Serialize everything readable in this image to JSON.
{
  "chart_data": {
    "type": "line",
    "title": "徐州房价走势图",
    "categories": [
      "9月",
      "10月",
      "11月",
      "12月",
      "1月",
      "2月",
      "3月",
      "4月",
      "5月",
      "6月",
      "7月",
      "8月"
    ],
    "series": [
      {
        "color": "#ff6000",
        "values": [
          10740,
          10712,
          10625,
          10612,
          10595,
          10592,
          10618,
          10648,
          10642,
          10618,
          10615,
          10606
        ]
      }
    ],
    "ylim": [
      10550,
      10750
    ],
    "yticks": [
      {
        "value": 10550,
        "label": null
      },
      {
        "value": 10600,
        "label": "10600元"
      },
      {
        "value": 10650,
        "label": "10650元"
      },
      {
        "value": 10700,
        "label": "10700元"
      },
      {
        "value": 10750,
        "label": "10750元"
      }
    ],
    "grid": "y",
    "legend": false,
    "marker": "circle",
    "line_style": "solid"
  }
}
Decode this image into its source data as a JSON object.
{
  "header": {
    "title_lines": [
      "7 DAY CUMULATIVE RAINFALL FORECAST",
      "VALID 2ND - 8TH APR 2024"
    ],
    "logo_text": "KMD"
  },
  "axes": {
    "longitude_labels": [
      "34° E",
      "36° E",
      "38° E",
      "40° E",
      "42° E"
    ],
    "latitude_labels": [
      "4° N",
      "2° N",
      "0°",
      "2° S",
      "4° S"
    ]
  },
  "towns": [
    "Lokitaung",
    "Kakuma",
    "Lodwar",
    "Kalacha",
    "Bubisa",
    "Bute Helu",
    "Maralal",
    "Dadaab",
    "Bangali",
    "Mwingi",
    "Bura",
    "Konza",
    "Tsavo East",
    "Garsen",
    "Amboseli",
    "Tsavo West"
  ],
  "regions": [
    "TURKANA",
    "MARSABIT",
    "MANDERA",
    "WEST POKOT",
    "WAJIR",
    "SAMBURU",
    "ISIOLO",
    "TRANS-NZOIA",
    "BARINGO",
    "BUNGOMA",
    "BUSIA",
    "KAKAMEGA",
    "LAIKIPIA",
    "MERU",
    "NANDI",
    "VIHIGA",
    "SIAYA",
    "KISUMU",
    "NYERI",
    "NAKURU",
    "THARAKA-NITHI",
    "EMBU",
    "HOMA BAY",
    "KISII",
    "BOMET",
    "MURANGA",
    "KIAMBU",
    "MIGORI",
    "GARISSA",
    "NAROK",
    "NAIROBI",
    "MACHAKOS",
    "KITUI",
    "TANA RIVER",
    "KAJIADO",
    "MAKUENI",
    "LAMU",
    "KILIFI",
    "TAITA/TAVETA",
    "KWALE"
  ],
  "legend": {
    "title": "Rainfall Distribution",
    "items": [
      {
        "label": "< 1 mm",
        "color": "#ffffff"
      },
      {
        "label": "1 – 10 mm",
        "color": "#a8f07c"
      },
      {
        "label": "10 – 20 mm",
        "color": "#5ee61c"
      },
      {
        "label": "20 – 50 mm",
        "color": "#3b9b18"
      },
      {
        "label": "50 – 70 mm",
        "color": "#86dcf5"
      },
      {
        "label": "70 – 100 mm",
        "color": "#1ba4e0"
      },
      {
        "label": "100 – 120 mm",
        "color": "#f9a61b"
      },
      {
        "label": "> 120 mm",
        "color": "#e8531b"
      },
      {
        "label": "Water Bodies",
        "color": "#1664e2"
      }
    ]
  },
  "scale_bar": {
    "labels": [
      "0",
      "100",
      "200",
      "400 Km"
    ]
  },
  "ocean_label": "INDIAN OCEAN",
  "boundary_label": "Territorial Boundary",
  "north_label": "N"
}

==*==

PROBLEM — Your task is to reproduce the whole listing exactly.

RESULT FOR THIS EXERCISE —
Serialize everything readable in this image to JSON.
{
  "chart_data": {
    "type": "line",
    "title": "徐州房价走势图",
    "categories": [
      "9月",
      "10月",
      "11月",
      "12月",
      "1月",
      "2月",
      "3月",
      "4月",
      "5月",
      "6月",
      "7月",
      "8月"
    ],
    "series": [
      {
        "color": "#ff6000",
        "values": [
          10740,
          10712,
          10625,
          10612,
          10595,
          10592,
          10618,
          10648,
          10642,
          10618,
          10615,
          10606
        ]
      }
    ],
    "ylim": [
      10550,
      10750
    ],
    "yticks": [
      {
        "value": 10550,
        "label": null
      },
      {
        "value": 10600,
        "label": "10600元"
      },
      {
        "value": 10650,
        "label": "10650元"
      },
      {
        "value": 10700,
        "label": "10700元"
      },
      {
        "value": 10750,
        "label": "10750元"
      }
    ],
    "grid": "y",
    "legend": false,
    "marker": "circle",
    "line_style": "solid"
  }
}
Decode this image into its source data as a JSON object.
{
  "header": {
    "title_lines": [
      "7 DAY CUMULATIVE RAINFALL FORECAST",
      "VALID 2ND - 8TH APR 2024"
    ],
    "logo_text": "KMD"
  },
  "axes": {
    "longitude_labels": [
      "34° E",
      "36° E",
      "38° E",
      "40° E",
      "42° E"
    ],
    "latitude_labels": [
      "4° N",
      "2° N",
      "0°",
      "2° S",
      "4° S"
    ]
  },
  "towns": [
    "Lokitaung",
    "Kakuma",
    "Lodwar",
    "Kalacha",
    "Bubisa",
    "Bute Helu",
    "Maralal",
    "Dadaab",
    "Bangali",
    "Mwingi",
    "Bura",
    "Konza",
    "Tsavo East",
    "Garsen",
    "Amboseli",
    "Tsavo West"
  ],
  "regions": [
    "TURKANA",
    "MARSABIT",
    "MANDERA",
    "WEST POKOT",
    "WAJIR",
    "SAMBURU",
    "ISIOLO",
    "TRANS-NZOIA",
    "BARINGO",
    "BUNGOMA",
    "BUSIA",
    "KAKAMEGA",
    "LAIKIPIA",
    "MERU",
    "NANDI",
    "VIHIGA",
    "SIAYA",
    "KISUMU",
    "NYERI",
    "NAKURU",
    "THARAKA-NITHI",
    "EMBU",
    "HOMA BAY",
    "KISII",
    "BOMET",
    "MURANGA",
    "KIAMBU",
    "MIGORI",
    "GARISSA",
    "NAROK",
    "NAIROBI",
    "MACHAKOS",
    "KITUI",
    "TANA RIVER",
    "KAJIADO",
    "MAKUENI",
    "LAMU",
    "KILIFI",
    "TAITA/TAVETA",
    "KWALE"
  ],
  "legend": {
    "title": "Rainfall Distribution",
    "items": [
      {
        "label": "< 1 mm",
        "color": "#ffffff"
      },
      {
        "label": "1 – 10 mm",
        "color": "#a8f07c"
      },
      {
        "label": "10 – 20 mm",
        "color": "#5ee61c"
      },
      {
        "label": "20 – 50 mm",
        "color": "#3b9b18"
      },
      {
        "label": "50 – 70 mm",
        "color": "#86dcf5"
      },
      {
        "label": "70 – 100 mm",
        "color": "#1ba4e0"
      },
      {
        "label": "100 – 120 mm",
        "color": "#f9a61b"
      },
      {
        "label": "> 120 mm",
        "color": "#e8531b"
      },
      {
        "label": "Water Bodies",
        "color": "#1664e2"
      }
    ]
  },
  "scale_bar": {
    "labels": [
      "0",
      "100",
      "200",
      "400 Km"
    ]
  },
  "ocean_label": "INDIAN OCEAN",
  "boundary_label": "Territorial Boundary",
  "north_label": "N"
}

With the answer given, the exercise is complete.